Information given
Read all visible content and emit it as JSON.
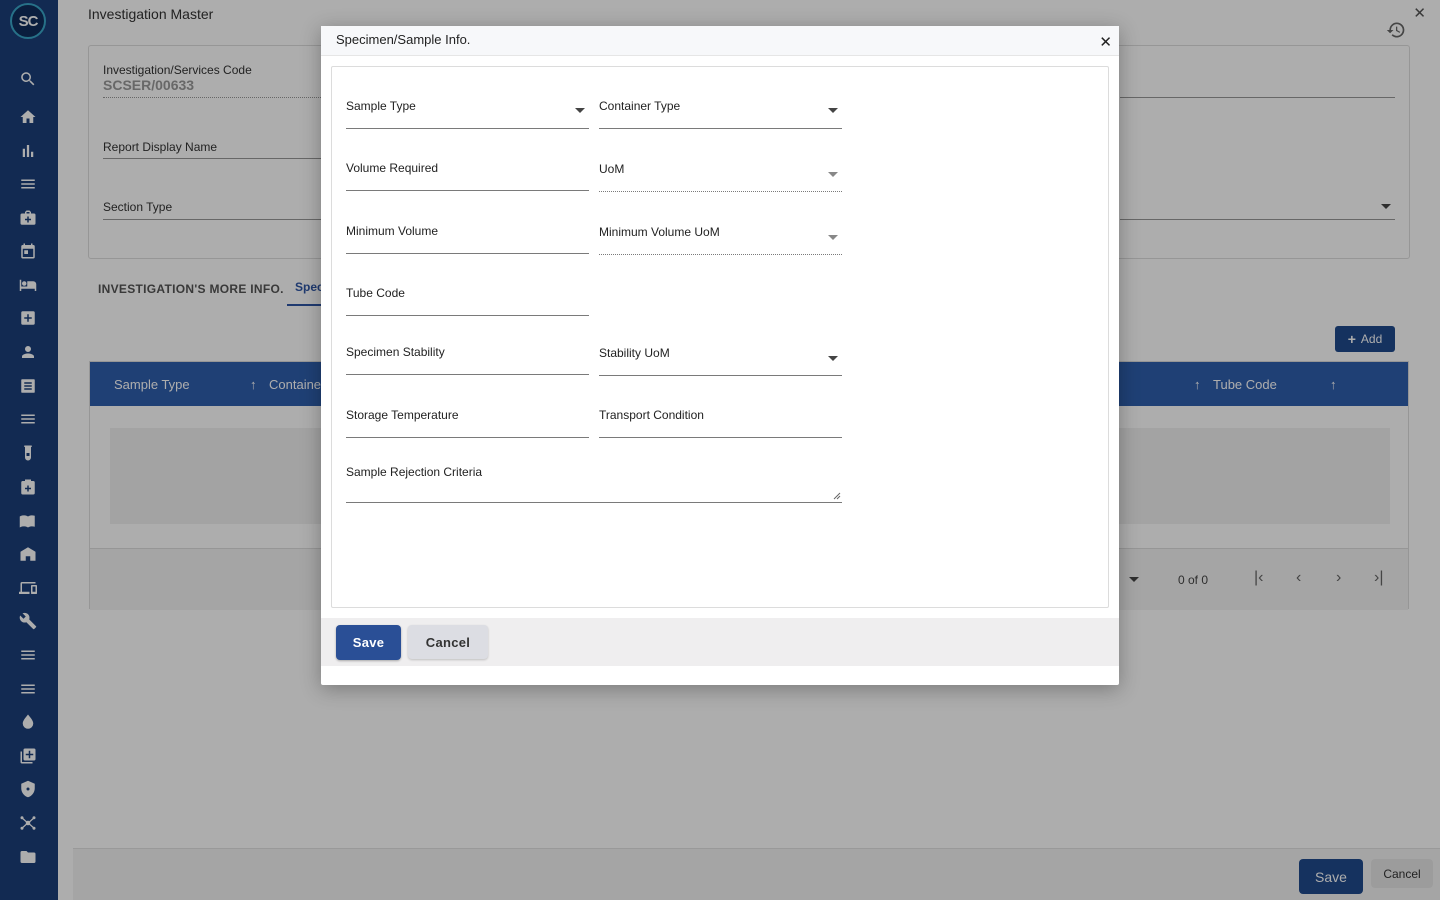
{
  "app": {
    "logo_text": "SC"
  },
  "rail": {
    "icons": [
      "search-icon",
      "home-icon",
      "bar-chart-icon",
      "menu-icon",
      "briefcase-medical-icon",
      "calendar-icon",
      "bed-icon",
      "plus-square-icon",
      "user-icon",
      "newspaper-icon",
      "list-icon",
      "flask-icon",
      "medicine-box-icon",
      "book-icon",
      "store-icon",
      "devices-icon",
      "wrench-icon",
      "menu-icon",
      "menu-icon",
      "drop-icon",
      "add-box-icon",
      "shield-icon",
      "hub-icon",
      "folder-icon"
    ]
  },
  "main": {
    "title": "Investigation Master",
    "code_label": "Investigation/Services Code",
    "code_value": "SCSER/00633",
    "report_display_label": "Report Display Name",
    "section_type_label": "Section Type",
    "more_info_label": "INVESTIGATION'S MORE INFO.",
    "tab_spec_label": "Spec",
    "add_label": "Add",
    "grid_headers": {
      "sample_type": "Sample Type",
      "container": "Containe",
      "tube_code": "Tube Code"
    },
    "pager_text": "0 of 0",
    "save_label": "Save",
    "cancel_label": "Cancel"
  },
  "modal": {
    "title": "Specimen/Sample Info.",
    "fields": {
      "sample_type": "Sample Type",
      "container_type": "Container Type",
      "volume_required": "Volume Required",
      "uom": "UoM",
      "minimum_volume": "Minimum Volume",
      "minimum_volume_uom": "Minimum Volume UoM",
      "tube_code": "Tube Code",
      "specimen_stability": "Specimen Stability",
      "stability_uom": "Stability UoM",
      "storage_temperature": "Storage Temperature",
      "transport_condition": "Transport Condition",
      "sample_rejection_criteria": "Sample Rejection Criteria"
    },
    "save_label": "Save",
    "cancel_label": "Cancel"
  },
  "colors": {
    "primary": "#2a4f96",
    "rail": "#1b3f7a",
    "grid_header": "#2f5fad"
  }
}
==
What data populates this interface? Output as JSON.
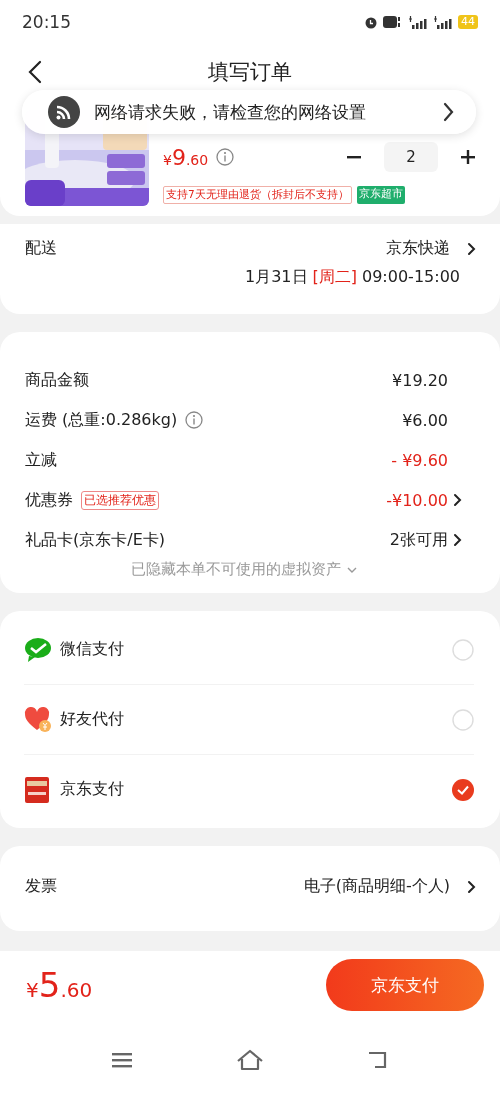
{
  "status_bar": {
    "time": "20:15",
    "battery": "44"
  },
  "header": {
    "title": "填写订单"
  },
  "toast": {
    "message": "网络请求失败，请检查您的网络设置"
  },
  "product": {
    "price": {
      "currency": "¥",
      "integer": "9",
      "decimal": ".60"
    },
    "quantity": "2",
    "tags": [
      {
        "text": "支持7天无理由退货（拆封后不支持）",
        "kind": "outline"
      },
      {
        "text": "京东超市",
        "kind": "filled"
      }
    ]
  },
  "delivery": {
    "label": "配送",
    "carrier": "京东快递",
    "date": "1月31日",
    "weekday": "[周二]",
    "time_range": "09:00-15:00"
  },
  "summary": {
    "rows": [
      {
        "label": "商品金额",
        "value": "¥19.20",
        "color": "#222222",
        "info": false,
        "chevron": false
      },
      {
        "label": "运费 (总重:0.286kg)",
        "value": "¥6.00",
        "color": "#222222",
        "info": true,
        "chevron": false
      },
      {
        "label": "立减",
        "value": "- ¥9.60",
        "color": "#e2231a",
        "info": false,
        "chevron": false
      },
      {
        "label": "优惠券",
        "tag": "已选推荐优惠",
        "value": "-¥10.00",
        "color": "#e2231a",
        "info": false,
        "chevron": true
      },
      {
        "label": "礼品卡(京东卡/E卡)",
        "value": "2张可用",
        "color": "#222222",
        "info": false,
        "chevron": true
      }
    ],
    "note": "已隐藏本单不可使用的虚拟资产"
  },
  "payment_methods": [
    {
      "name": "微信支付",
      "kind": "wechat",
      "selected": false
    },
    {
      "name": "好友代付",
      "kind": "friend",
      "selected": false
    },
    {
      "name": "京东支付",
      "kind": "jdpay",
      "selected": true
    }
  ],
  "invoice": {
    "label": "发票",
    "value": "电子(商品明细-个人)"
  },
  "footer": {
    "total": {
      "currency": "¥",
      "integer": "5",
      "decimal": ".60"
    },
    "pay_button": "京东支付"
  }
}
==
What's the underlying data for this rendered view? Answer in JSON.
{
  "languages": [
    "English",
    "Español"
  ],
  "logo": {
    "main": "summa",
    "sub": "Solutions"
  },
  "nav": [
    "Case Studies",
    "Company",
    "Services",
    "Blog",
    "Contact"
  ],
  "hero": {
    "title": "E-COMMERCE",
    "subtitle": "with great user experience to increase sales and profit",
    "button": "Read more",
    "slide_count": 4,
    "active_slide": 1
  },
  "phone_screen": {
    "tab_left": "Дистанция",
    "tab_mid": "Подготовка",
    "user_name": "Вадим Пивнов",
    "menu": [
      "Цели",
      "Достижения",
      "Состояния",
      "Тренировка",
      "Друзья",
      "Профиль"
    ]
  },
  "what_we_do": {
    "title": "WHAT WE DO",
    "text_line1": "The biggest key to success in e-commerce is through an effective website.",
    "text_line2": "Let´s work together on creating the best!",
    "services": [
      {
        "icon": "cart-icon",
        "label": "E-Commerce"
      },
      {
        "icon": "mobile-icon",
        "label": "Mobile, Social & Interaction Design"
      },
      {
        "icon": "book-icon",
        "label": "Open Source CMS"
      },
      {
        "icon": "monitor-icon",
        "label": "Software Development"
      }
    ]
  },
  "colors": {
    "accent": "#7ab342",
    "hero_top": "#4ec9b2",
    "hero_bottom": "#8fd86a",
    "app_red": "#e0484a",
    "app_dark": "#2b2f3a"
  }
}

Work to do
Above are the records; copy every line in them that holds the word "Specimen".

Output
    "title": "Specimen/Sample Info.",
      "specimen_stability": "Specimen Stability",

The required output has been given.